Written instruction - Reproduce the items below without change, from the first line through the line containing "watermark-text: TheBottleneck.com (596, 6, 788, 32)", with both of those lines included.

Input for this task -
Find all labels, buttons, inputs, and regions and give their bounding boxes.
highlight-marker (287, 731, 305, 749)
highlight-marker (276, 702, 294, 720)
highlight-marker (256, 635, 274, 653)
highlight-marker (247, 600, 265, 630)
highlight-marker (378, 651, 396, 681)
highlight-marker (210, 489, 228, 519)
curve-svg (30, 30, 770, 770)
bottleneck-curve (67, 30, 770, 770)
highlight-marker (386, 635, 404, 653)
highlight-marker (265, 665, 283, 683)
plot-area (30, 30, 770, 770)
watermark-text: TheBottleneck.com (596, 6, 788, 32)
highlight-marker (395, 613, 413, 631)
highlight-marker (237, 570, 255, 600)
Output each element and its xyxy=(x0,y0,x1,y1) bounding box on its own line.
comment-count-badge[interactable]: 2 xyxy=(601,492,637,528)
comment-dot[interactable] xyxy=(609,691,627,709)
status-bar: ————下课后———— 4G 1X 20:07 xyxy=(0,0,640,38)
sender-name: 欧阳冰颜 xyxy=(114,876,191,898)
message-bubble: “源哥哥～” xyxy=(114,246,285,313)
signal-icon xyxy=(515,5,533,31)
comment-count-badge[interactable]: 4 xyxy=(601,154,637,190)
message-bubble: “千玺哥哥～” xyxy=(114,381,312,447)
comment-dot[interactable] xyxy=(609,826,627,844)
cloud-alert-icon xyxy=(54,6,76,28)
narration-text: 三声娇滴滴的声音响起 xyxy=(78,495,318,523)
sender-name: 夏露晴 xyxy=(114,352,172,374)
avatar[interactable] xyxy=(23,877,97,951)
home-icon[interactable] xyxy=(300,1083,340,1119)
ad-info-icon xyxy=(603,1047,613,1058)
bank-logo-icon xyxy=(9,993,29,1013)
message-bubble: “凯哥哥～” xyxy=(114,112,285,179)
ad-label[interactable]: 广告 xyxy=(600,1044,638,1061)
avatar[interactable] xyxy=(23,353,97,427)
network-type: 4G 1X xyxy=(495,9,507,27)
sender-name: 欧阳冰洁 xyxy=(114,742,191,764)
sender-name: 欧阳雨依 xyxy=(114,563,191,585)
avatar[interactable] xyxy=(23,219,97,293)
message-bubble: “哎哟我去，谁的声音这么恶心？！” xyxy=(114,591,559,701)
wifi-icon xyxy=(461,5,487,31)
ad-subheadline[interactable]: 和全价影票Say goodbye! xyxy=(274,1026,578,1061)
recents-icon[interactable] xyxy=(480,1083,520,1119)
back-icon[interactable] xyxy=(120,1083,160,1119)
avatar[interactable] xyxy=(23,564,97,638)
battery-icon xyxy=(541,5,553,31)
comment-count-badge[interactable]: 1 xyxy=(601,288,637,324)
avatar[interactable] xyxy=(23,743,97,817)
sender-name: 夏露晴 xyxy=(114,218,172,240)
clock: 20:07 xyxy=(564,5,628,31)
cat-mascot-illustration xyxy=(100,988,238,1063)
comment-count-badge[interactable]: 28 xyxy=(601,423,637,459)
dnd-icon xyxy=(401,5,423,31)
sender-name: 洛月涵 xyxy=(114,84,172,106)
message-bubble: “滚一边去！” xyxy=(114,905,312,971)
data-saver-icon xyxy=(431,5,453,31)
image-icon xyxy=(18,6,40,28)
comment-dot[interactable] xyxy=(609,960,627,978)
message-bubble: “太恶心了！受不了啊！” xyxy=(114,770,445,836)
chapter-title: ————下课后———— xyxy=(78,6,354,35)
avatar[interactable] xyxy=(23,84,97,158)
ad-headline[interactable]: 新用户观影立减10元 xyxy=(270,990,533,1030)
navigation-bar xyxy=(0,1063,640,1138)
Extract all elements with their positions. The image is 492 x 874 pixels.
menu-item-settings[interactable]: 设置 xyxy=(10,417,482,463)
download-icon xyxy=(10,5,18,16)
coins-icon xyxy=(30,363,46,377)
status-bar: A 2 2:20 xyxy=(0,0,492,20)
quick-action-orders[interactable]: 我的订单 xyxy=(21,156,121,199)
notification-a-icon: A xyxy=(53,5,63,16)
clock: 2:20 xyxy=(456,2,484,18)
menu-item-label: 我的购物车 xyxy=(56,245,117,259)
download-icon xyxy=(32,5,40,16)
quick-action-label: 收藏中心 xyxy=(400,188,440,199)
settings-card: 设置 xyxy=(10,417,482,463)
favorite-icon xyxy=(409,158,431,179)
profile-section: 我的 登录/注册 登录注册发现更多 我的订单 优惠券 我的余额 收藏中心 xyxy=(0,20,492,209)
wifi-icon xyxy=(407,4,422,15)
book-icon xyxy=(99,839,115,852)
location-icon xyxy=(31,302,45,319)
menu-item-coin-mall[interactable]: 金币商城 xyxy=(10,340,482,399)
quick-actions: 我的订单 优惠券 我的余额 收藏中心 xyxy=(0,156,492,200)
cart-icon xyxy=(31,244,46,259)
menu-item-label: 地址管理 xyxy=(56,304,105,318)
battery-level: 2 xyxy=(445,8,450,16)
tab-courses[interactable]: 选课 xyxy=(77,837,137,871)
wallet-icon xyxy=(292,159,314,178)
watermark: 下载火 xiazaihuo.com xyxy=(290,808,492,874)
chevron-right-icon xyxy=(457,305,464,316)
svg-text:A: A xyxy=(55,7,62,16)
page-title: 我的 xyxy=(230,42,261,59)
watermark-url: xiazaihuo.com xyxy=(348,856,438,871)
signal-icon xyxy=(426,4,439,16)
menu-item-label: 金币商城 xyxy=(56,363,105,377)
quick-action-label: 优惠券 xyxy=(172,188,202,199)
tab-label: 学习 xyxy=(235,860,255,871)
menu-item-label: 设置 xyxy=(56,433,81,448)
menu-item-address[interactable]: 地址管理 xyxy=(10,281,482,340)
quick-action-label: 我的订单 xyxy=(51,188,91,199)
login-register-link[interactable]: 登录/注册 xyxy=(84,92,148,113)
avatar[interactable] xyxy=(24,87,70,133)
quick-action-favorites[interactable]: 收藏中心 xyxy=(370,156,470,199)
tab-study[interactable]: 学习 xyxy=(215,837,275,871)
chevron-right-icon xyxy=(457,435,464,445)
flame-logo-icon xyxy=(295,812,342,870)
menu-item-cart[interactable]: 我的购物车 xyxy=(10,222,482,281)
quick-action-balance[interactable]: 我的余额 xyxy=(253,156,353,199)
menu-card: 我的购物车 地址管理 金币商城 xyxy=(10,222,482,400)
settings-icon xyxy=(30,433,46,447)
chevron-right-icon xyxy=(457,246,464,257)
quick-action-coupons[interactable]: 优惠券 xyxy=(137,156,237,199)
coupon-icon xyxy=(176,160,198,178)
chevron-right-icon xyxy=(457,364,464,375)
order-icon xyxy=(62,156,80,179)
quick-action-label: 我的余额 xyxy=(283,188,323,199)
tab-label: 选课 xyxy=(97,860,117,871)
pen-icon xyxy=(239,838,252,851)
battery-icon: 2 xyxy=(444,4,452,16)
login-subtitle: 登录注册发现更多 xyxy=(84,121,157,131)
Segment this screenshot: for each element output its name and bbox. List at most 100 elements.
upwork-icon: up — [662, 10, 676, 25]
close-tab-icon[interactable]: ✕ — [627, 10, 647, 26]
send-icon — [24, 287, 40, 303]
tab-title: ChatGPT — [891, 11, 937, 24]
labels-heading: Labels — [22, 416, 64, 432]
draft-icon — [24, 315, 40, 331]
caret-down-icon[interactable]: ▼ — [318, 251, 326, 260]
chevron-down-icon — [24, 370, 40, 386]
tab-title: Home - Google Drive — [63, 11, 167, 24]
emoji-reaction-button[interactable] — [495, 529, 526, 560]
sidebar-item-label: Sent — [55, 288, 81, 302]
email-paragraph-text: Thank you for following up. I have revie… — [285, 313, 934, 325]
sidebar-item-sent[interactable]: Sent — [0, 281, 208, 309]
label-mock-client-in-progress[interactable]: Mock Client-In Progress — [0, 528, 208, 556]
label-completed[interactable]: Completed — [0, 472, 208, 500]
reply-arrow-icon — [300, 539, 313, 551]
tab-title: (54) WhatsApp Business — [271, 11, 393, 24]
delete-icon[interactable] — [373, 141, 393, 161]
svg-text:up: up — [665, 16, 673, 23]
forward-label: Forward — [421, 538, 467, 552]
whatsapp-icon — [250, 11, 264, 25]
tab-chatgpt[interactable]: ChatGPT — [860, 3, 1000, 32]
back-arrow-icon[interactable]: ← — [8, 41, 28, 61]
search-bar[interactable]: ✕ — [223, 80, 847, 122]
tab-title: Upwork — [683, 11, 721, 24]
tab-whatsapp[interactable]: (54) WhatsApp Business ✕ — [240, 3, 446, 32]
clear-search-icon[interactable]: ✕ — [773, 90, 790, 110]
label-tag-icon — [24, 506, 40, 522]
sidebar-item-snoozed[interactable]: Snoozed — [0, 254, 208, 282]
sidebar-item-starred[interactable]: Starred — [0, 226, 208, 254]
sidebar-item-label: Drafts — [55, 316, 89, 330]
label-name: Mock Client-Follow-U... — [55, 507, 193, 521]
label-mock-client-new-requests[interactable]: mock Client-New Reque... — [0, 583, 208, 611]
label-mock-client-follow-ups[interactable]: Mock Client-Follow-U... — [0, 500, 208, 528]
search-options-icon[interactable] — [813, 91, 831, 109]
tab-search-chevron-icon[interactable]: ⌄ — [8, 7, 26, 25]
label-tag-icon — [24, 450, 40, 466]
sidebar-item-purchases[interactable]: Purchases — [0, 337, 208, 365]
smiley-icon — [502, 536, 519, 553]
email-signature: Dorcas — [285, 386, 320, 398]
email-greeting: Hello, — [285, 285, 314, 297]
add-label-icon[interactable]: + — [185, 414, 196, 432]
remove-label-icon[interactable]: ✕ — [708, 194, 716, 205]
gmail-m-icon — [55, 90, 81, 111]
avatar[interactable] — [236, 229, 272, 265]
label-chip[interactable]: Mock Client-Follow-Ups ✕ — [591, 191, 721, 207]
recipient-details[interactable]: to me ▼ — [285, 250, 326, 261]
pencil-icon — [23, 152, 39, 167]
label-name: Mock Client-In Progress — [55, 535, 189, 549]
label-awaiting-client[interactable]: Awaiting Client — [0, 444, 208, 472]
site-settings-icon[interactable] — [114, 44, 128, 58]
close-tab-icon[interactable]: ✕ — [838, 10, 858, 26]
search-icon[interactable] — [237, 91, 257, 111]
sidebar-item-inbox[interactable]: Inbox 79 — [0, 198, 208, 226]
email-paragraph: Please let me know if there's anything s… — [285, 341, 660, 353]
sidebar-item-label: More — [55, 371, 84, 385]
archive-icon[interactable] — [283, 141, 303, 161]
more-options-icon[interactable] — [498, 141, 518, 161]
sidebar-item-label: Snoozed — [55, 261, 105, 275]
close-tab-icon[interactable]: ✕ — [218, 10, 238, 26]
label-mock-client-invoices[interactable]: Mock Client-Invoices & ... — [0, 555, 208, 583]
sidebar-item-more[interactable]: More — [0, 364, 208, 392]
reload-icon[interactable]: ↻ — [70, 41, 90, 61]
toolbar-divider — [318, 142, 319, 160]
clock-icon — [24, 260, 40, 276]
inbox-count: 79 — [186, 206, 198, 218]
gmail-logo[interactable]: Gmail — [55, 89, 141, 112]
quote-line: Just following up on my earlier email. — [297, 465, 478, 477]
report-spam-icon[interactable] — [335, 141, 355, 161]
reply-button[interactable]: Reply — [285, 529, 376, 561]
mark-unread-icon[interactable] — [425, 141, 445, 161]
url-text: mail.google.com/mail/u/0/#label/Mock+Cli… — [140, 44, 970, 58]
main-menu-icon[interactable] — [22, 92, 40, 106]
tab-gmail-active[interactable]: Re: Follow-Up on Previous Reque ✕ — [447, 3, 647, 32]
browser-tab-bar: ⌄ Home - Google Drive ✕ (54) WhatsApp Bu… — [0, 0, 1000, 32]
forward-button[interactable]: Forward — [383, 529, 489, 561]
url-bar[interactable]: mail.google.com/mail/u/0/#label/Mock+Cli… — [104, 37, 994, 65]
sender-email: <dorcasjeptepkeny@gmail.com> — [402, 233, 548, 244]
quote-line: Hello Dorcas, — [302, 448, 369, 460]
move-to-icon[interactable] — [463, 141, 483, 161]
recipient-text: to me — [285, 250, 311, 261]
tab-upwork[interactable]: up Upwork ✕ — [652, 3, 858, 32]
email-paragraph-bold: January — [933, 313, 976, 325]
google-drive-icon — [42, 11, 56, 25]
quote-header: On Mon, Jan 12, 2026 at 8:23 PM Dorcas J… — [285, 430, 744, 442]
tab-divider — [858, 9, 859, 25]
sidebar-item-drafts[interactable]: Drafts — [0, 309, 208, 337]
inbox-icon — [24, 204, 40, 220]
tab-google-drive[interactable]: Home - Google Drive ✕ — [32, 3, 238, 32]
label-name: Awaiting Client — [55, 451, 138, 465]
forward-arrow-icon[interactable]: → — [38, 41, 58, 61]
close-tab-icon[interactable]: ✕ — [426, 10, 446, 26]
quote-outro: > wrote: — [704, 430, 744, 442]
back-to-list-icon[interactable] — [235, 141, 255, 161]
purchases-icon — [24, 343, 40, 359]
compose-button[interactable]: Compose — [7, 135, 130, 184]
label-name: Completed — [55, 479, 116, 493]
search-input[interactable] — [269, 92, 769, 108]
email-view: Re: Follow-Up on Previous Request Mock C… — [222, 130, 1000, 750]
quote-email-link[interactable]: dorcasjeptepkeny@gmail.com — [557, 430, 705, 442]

Solution to the exercise -
Find all labels, buttons, inputs, and regions and give their bounding boxes.
highlight-marker (287, 731, 305, 749)
highlight-marker (276, 702, 294, 720)
highlight-marker (256, 635, 274, 653)
highlight-marker (247, 600, 265, 630)
highlight-marker (378, 651, 396, 681)
highlight-marker (210, 489, 228, 519)
curve-svg (30, 30, 770, 770)
bottleneck-curve (67, 30, 770, 770)
highlight-marker (386, 635, 404, 653)
highlight-marker (265, 665, 283, 683)
plot-area (30, 30, 770, 770)
watermark-text: TheBottleneck.com (596, 6, 788, 32)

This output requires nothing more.